Recast every line of the listing below as a Markdown table with the columns Row and Line, numbering the rows in order and omitting blank lines. Leave the pictures out of the table.
^^^^^^^^^^^^^^^^
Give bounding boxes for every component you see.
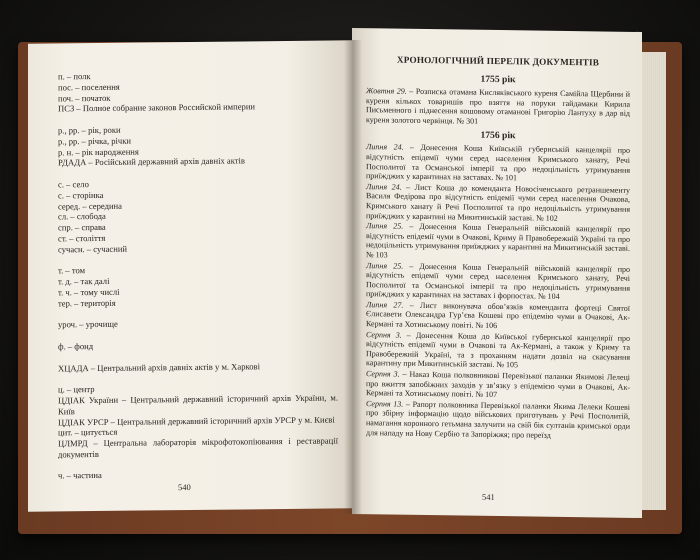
abbreviation-entry: ЦДІАК УРСР – Центральний державний історичний архів УРСР у м. Києві bbox=[58, 413, 335, 427]
document-entry bbox=[366, 143, 630, 185]
year-sections bbox=[366, 72, 630, 441]
abbreviation-entry: тер. – територія bbox=[58, 297, 116, 309]
abbreviation-entry: т. ч. – тому числі bbox=[58, 286, 120, 298]
entry-text: – Розписка отамана Кисляківського куреня Самійла Щербини й куреня кількох товаришів про взяття на поруки гайдамаки Кирила Письменного і піднесення кошовому отаманові Григорію Лантуху в дар від куреня золотого червінця. № 301 bbox=[366, 86, 630, 126]
document-entry bbox=[366, 369, 630, 401]
abbreviation-entry: р. н. – рік народження bbox=[58, 146, 139, 157]
entry-date: Серпня 13. bbox=[366, 398, 404, 409]
abbreviation-entry: ч. – частина bbox=[58, 470, 102, 481]
abbreviation-entry: спр. – справа bbox=[58, 222, 106, 233]
document-entry bbox=[366, 221, 630, 263]
abbreviation-entry: т. д. – так далі bbox=[58, 275, 110, 287]
document-entry bbox=[366, 300, 630, 332]
abbreviation-entry: ст. – століття bbox=[58, 232, 106, 244]
page-title: ХРОНОЛОГІЧНИЙ ПЕРЕЛІК ДОКУМЕНТІВ bbox=[396, 54, 600, 68]
chronological-list bbox=[366, 54, 630, 442]
entry-date: Серпня 3. bbox=[366, 369, 400, 379]
page-edges bbox=[640, 52, 666, 510]
abbreviation-entry: ПСЗ – Полное собрание законов Российской империи bbox=[58, 101, 256, 114]
year-heading: 1756 рік bbox=[480, 130, 516, 142]
entry-date: Липня 24. bbox=[366, 181, 402, 192]
document-entry bbox=[366, 182, 630, 224]
year-heading: 1755 рік bbox=[480, 73, 516, 86]
entry-date: Серпня 3. bbox=[366, 329, 402, 340]
left-page bbox=[28, 40, 352, 511]
abbreviation-entry: п. – полк bbox=[58, 71, 91, 82]
abbreviation-entry: т. – том bbox=[58, 265, 86, 276]
abbreviation-entry: сучасн. – сучасний bbox=[58, 243, 128, 255]
abbreviation-entry: пос. – поселення bbox=[58, 81, 120, 93]
entry-date: Липня 25. bbox=[366, 221, 404, 231]
abbreviation-entry: уроч. – урочище bbox=[58, 319, 118, 330]
entry-date: Липня 24. bbox=[366, 142, 404, 153]
abbreviation-entry: ЦЛМРД – Центральна лабораторія мікрофотокопіювання і реставрації документів bbox=[58, 435, 338, 460]
abbreviation-entry: р., рр. – рік, роки bbox=[58, 124, 121, 136]
abbreviation-entry: цит. – цитується bbox=[58, 427, 118, 438]
abbreviation-entry: серед. – середина bbox=[58, 200, 122, 211]
abbreviation-entry: р., рр. – річка, річки bbox=[58, 135, 132, 147]
abbreviation-entry: ф. – фонд bbox=[58, 340, 94, 352]
entry-text: – Донесення Коша Київській губернській канцелярії про відсутність епідемії чуми серед населення Кримського ханату, Речі Посполитої та Османської імперії та про недоцільність утримування приїжджих у карантинах на заставах. № 101 bbox=[366, 143, 630, 183]
abbreviation-list bbox=[58, 68, 338, 481]
abbreviation-entry: поч. – початок bbox=[58, 92, 111, 103]
document-entry bbox=[366, 261, 630, 303]
entry-text: – Лист Коша до коменданта Новосіченського ретраншементу Василя Федірова про відсутність епідемії чуми серед населення Очакова, Кримського ханату й Речі Посполитої та про недоцільність утримування приїжджих у карантині на Микитинській заставі. № 102 bbox=[366, 182, 631, 223]
abbreviation-entry: ц. – центр bbox=[58, 384, 95, 395]
book-gutter bbox=[344, 40, 362, 514]
document-entry bbox=[366, 330, 630, 372]
entry-text: – Донесення Коша до Київської губернської канцелярії про відсутність епідемії чуми в Очакові та Ак-Кермані, а також у Криму та Правобережній Україні, та з проханням надати дозвіл на скасування карантину при Микитинській заставі. № 105 bbox=[366, 330, 631, 370]
document-entry bbox=[366, 86, 630, 128]
entry-text: – Донесення Коша Генеральній військовій канцелярії про відсутність епідемії чуми в Очакові, Криму й Правобережній Україні та про недоцільність утримування приїжджих у карантині на Микитинській заставі. № 103 bbox=[366, 221, 631, 260]
entry-date: Липня 25. bbox=[366, 260, 404, 271]
abbreviation-entry: РДАДА – Російський державний архів давніх актів bbox=[58, 155, 245, 168]
abbreviation-entry: с. – сторінка bbox=[58, 189, 104, 201]
abbreviation-entry: сл. – слобода bbox=[58, 211, 106, 222]
abbreviation-entry: ХЦАДА – Центральний архів давніх актів у м. Харкові bbox=[58, 360, 260, 373]
entry-text: – Наказ Коша полковникові Перевізької паланки Якимові Лелеці про вжиття запобіжних заходів у зв’язку з епідемією чуми в Очакові, Ак-Кермані та Хотинському повіті. № 107 bbox=[366, 369, 631, 400]
entry-text: – Рапорт полковника Перевізької паланки Якима Лелеки Кошеві про збірну інформацію щодо військових приготувань у Речі Посполитій, намагання коронного гетьмана залучити на свій бік султанів кримської орди для нападу на Нову Сербію та Запоріжжя; про переїзд bbox=[366, 399, 630, 440]
left-page-number: 540 bbox=[178, 481, 191, 493]
document-entry bbox=[366, 399, 630, 441]
right-page-number: 541 bbox=[482, 491, 495, 502]
abbreviation-entry: ЦДІАК України – Центральний державний історичний архів України, м. Київ bbox=[58, 392, 338, 417]
abbreviation-entry: с. – село bbox=[58, 179, 89, 190]
entry-text: – Лист виконувача обов’язків коменданта фортеці Святої Єлисавети Олександра Гур’єва Кошеві про епідемію чуми в Очакові, Ак-Кермані та Хотинському повіті. № 106 bbox=[366, 300, 630, 331]
entry-date: Жовтня 29. bbox=[366, 86, 407, 96]
entry-date: Липня 27. bbox=[366, 300, 404, 310]
entry-text: – Донесення Коша Генеральній військовій канцелярії про відсутність епідемії чуми серед населення Кримського ханату, Речі Посполитої та Османської імперії та про недоцільність утримування приїжджих у карантинах на заставах і форпостах. № 104 bbox=[366, 261, 631, 302]
right-page bbox=[352, 28, 642, 518]
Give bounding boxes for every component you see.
^^^^^^^^^^^^^^^^
§ TASK RESPONSE
| Row | Line |
|---|---|
| 1 | Give bounding boxes for every component you see. |
| 2 | abbreviation-entry: ЦДІАК УРСР – Центральний державний історичний архів УРСР у м. Києві bbox=[58, 413, 335, 427] |
| 3 | document-entry bbox=[366, 143, 630, 185] |
| 4 | year-sections bbox=[366, 72, 630, 441] |
| 5 | abbreviation-entry: тер. – територія bbox=[58, 297, 116, 309] |
| 6 | abbreviation-entry: т. ч. – тому числі bbox=[58, 286, 120, 298] |
| 7 | entry-text: – Розписка отамана Кисляківського куреня Самійла Щербини й куреня кількох товаришів про взяття на поруки гайдамаки Кирила Письменного і піднесення кошовому отаманові Григорію Лантуху в дар від куреня золотого червінця. № 301 bbox=[366, 86, 630, 126] |
| 8 | document-entry bbox=[366, 369, 630, 401] |
| 9 | abbreviation-entry: р. н. – рік народження bbox=[58, 146, 139, 157] |
| 10 | entry-date: Серпня 13. bbox=[366, 398, 404, 409] |
| 11 | abbreviation-entry: ч. – частина bbox=[58, 470, 102, 481] |
| 12 | abbreviation-entry: спр. – справа bbox=[58, 222, 106, 233] |
| 13 | document-entry bbox=[366, 221, 630, 263] |
| 14 | abbreviation-entry: т. д. – так далі bbox=[58, 275, 110, 287] |
| 15 | document-entry bbox=[366, 300, 630, 332] |
| 16 | abbreviation-entry: ст. – століття bbox=[58, 232, 106, 244] |
| 17 | page-title: ХРОНОЛОГІЧНИЙ ПЕРЕЛІК ДОКУМЕНТІВ bbox=[396, 54, 600, 68] |
| 18 | chronological-list bbox=[366, 54, 630, 442] |
| 19 | entry-date: Серпня 3. bbox=[366, 369, 400, 379] |
| 20 | page-edges bbox=[640, 52, 666, 510] |
| 21 | abbreviation-entry: ПСЗ – Полное собрание законов Российской империи bbox=[58, 101, 256, 114] |
| 22 | year-heading: 1756 рік bbox=[480, 130, 516, 142] |
| 23 | entry-date: Липня 24. bbox=[366, 181, 402, 192] |
| 24 | document-entry bbox=[366, 182, 630, 224] |
| 25 | year-heading: 1755 рік bbox=[480, 73, 516, 86] |
| 26 | entry-date: Серпня 3. bbox=[366, 329, 402, 340] |
| 27 | left-page bbox=[28, 40, 352, 511] |
| 28 | abbreviation-entry: п. – полк bbox=[58, 71, 91, 82] |
| 29 | abbreviation-entry: т. – том bbox=[58, 265, 86, 276] |
| 30 | abbreviation-entry: сучасн. – сучасний bbox=[58, 243, 128, 255] |
| 31 | abbreviation-entry: пос. – поселення bbox=[58, 81, 120, 93] |
| 32 | entry-date: Липня 25. bbox=[366, 221, 404, 231] |
| 33 | abbreviation-entry: уроч. – урочище bbox=[58, 319, 118, 330] |
| 34 | entry-date: Липня 24. bbox=[366, 142, 404, 153] |
| 35 | abbreviation-entry: ЦЛМРД – Центральна лабораторія мікрофотокопіювання і реставрації документів bbox=[58, 435, 338, 460] |
| 36 | abbreviation-entry: р., рр. – рік, роки bbox=[58, 124, 121, 136] |
| 37 | abbreviation-entry: цит. – цитується bbox=[58, 427, 118, 438] |
| 38 | abbreviation-entry: серед. – середина bbox=[58, 200, 122, 211] |
| 39 | abbreviation-entry: р., рр. – річка, річки bbox=[58, 135, 132, 147] |
| 40 | abbreviation-entry: ф. – фонд bbox=[58, 340, 94, 352] |
| 41 | entry-text: – Донесення Коша Київській губернській канцелярії про відсутність епідемії чуми серед населення Кримського ханату, Речі Посполитої та Османської імперії та про недоцільність утримування приїжджих у карантинах на заставах. № 101 bbox=[366, 143, 630, 183] |
| 42 | abbreviation-list bbox=[58, 68, 338, 481] |
| 43 | abbreviation-entry: поч. – початок bbox=[58, 92, 111, 103] |
| 44 | document-entry bbox=[366, 261, 630, 303] |
| 45 | entry-text: – Лист Коша до коменданта Новосіченського ретраншементу Василя Федірова про відсутність епідемії чуми серед населення Очакова, Кримського ханату й Речі Посполитої та про недоцільність утримування приїжджих у карантині на Микитинській заставі. № 102 bbox=[366, 182, 631, 223] |
| 46 | abbreviation-entry: ц. – центр bbox=[58, 384, 95, 395] |
| 47 | book-gutter bbox=[344, 40, 362, 514] |
| 48 | document-entry bbox=[366, 330, 630, 372] |
| 49 | entry-text: – Донесення Коша до Київської губернської канцелярії про відсутність епідемії чуми в Очакові та Ак-Кермані, а також у Криму та Правобережній Україні, та з проханням надати дозвіл на скасування карантину при Микитинській заставі. № 105 bbox=[366, 330, 631, 370] |
| 50 | document-entry bbox=[366, 86, 630, 128] |
| 51 | entry-text: – Донесення Коша Генеральній військовій канцелярії про відсутність епідемії чуми в Очакові, Криму й Правобережній Україні та про недоцільність утримування приїжджих у карантині на Микитинській заставі. № 103 bbox=[366, 221, 631, 260] |
| 52 | entry-date: Липня 25. bbox=[366, 260, 404, 271] |
| 53 | abbreviation-entry: РДАДА – Російський державний архів давніх актів bbox=[58, 155, 245, 168] |
| 54 | abbreviation-entry: с. – сторінка bbox=[58, 189, 104, 201] |
| 55 | abbreviation-entry: сл. – слобода bbox=[58, 211, 106, 222] |
| 56 | abbreviation-entry: ХЦАДА – Центральний архів давніх актів у м. Харкові bbox=[58, 360, 260, 373] |
| 57 | entry-text: – Наказ Коша полковникові Перевізької паланки Якимові Лелеці про вжиття запобіжних заходів у зв’язку з епідемією чуми в Очакові, Ак-Кермані та Хотинському повіті. № 107 bbox=[366, 369, 631, 400] |
| 58 | entry-text: – Рапорт полковника Перевізької паланки Якима Лелеки Кошеві про збірну інформацію щодо військових приготувань у Речі Посполитій, намагання коронного гетьмана залучити на свій бік султанів кримської орди для нападу на Нову Сербію та Запоріжжя; про переїзд bbox=[366, 399, 630, 440] |
| 59 | left-page-number: 540 bbox=[178, 481, 191, 493] |
| 60 | document-entry bbox=[366, 399, 630, 441] |
| 61 | right-page-number: 541 bbox=[482, 491, 495, 502] |
| 62 | abbreviation-entry: ЦДІАК України – Центральний державний історичний архів України, м. Київ bbox=[58, 392, 338, 417] |
| 63 | abbreviation-entry: с. – село bbox=[58, 179, 89, 190] |
| 64 | entry-text: – Лист виконувача обов’язків коменданта фортеці Святої Єлисавети Олександра Гур’єва Кошеві про епідемію чуми в Очакові, Ак-Кермані та Хотинському повіті. № 106 bbox=[366, 300, 630, 331] |
| 65 | entry-date: Жовтня 29. bbox=[366, 86, 407, 96] |
| 66 | entry-date: Липня 27. bbox=[366, 300, 404, 310] |
| 67 | entry-text: – Донесення Коша Генеральній військовій канцелярії про відсутність епідемії чуми серед населення Кримського ханату, Речі Посполитої та Османської імперії та про недоцільність утримування приїжджих у карантинах на заставах і форпостах. № 104 bbox=[366, 261, 631, 302] |
| 68 | right-page bbox=[352, 28, 642, 518] |
| 69 | Give bounding boxes for every component you see. |